> [Task input]:

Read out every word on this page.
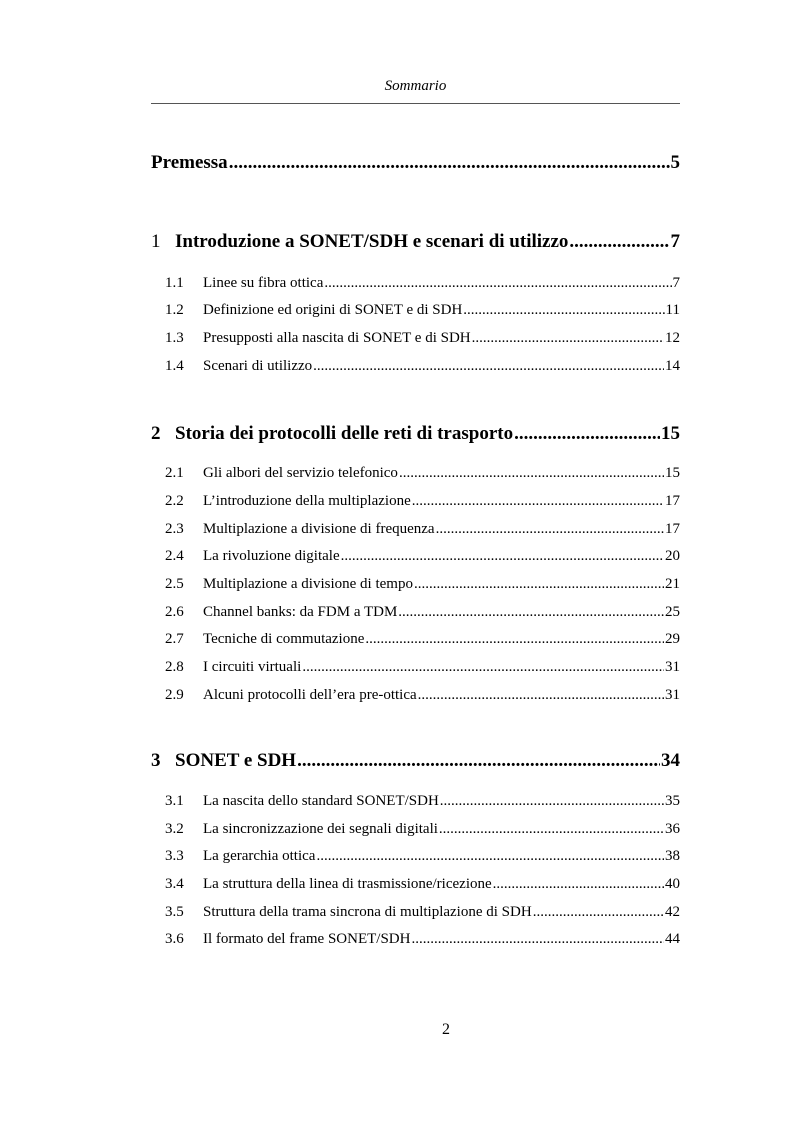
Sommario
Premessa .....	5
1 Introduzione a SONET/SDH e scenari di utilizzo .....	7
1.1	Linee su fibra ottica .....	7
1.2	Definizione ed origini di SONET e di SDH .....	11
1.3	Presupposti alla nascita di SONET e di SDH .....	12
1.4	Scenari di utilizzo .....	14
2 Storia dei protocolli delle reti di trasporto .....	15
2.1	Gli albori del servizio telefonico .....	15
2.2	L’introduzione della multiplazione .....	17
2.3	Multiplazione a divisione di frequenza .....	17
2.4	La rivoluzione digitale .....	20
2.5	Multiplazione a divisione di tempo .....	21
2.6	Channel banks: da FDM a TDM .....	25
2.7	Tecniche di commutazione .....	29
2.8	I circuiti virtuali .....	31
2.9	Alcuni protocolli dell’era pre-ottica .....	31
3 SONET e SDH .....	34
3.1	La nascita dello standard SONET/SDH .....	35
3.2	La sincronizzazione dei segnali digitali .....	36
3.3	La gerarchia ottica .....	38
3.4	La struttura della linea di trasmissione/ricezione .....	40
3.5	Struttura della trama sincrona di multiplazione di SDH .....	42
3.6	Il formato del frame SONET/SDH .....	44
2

---

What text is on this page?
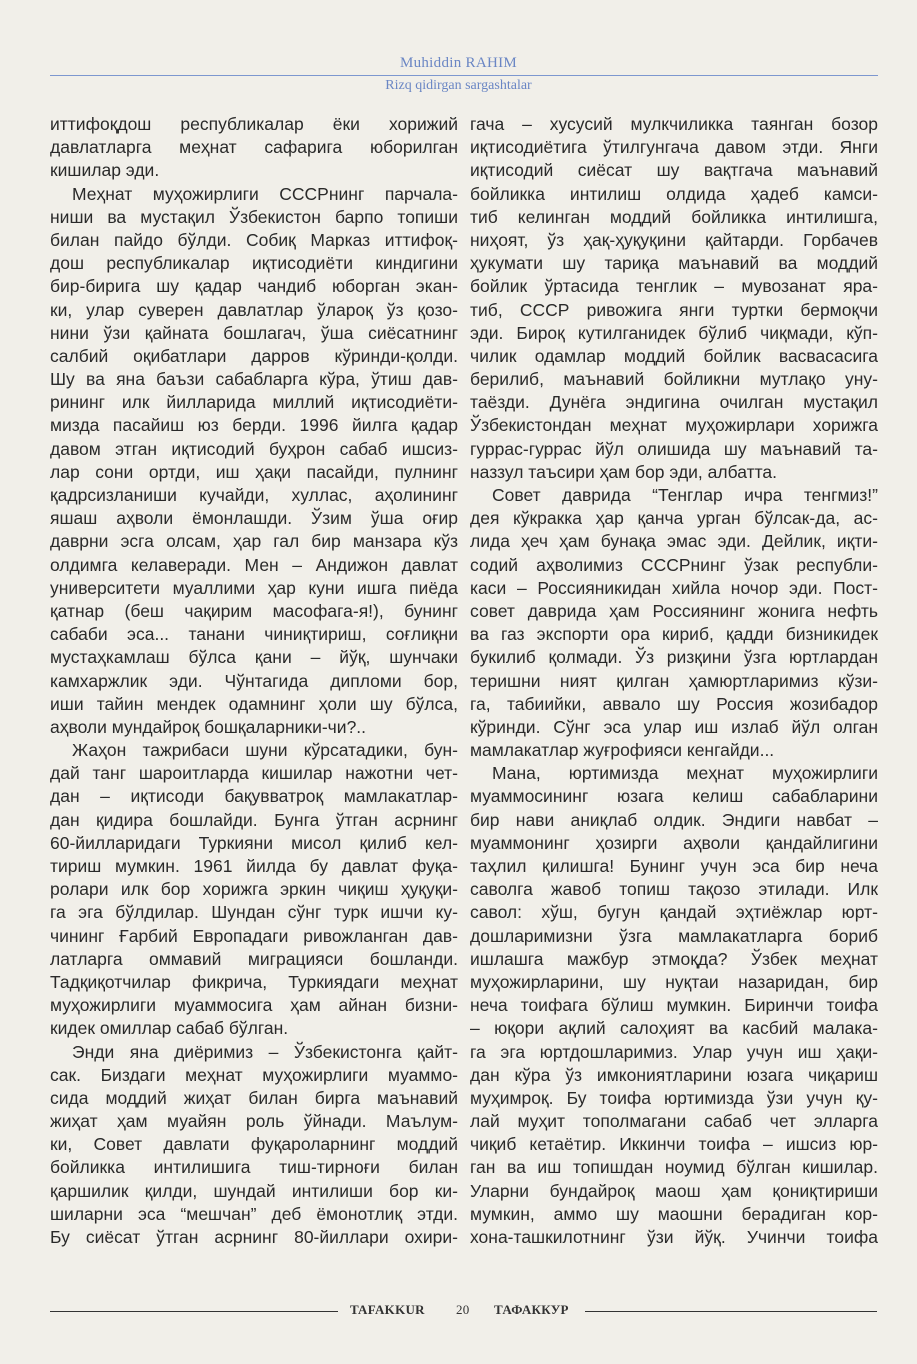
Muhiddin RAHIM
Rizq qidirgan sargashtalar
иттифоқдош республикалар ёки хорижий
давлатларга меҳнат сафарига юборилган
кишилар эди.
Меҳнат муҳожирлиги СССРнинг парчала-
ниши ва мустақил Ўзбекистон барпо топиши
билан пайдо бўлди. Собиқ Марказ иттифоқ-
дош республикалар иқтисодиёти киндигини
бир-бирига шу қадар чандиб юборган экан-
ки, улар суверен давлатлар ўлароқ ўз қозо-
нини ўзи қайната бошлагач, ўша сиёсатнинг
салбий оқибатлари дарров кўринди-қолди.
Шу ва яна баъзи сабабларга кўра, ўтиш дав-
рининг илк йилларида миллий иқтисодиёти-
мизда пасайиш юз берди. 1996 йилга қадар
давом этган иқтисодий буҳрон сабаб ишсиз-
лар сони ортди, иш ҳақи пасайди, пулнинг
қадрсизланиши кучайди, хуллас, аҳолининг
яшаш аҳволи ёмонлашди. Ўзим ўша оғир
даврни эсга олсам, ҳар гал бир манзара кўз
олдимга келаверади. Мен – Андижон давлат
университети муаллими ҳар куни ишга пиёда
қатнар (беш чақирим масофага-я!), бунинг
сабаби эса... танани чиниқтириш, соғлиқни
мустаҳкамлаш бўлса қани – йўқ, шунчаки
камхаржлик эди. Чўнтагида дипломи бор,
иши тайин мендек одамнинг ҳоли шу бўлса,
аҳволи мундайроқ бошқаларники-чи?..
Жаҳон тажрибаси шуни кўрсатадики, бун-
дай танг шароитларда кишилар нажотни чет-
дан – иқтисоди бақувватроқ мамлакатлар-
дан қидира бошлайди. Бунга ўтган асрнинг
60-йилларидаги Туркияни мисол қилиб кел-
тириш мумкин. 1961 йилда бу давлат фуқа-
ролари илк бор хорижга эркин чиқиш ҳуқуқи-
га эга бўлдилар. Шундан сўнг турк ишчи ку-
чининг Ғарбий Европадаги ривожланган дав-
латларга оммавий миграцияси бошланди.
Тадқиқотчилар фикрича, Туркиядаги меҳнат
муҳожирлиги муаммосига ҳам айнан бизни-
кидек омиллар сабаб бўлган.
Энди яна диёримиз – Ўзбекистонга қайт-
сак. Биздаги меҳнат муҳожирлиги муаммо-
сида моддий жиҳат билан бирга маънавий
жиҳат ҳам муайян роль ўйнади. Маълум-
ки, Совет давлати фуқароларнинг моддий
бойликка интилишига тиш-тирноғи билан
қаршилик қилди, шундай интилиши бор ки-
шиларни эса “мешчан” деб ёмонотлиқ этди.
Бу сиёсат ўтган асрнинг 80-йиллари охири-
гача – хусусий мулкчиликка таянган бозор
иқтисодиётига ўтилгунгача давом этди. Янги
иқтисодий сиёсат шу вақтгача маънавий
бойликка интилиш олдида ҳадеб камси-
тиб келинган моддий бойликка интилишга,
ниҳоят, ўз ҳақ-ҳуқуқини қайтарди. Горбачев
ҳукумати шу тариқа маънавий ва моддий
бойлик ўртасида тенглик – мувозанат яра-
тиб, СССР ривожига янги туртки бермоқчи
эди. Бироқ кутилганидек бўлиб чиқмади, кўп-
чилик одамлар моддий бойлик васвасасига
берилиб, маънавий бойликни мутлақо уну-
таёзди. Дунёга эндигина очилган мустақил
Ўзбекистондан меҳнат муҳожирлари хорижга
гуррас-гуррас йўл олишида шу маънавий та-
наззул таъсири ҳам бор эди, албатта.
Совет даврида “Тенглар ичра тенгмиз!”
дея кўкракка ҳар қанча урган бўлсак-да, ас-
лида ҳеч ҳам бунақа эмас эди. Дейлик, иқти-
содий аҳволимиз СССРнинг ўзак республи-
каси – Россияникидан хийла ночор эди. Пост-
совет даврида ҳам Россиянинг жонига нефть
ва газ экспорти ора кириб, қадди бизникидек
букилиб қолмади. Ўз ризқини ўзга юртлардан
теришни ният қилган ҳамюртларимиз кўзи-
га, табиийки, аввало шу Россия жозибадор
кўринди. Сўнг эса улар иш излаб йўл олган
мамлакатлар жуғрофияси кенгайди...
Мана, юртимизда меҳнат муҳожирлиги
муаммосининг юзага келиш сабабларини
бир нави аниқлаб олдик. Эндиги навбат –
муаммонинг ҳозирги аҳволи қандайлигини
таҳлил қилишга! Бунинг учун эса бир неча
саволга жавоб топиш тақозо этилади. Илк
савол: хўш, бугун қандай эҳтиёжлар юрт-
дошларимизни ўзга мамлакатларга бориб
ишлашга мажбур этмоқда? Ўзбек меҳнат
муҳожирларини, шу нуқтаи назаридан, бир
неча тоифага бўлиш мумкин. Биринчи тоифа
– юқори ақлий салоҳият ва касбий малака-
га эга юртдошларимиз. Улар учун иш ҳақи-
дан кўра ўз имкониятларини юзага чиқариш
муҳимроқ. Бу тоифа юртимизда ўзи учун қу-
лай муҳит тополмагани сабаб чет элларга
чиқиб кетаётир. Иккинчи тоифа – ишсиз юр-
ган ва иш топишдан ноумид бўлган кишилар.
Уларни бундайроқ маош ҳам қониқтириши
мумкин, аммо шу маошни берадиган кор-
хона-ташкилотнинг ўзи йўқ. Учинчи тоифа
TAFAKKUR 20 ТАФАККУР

> [What is required]: Extract each line holding the string "ҳақи".

> [Expected answer]:
лар сони ортди, иш ҳақи пасайди, пулнинг
га эга юртдошларимиз. Улар учун иш ҳақи-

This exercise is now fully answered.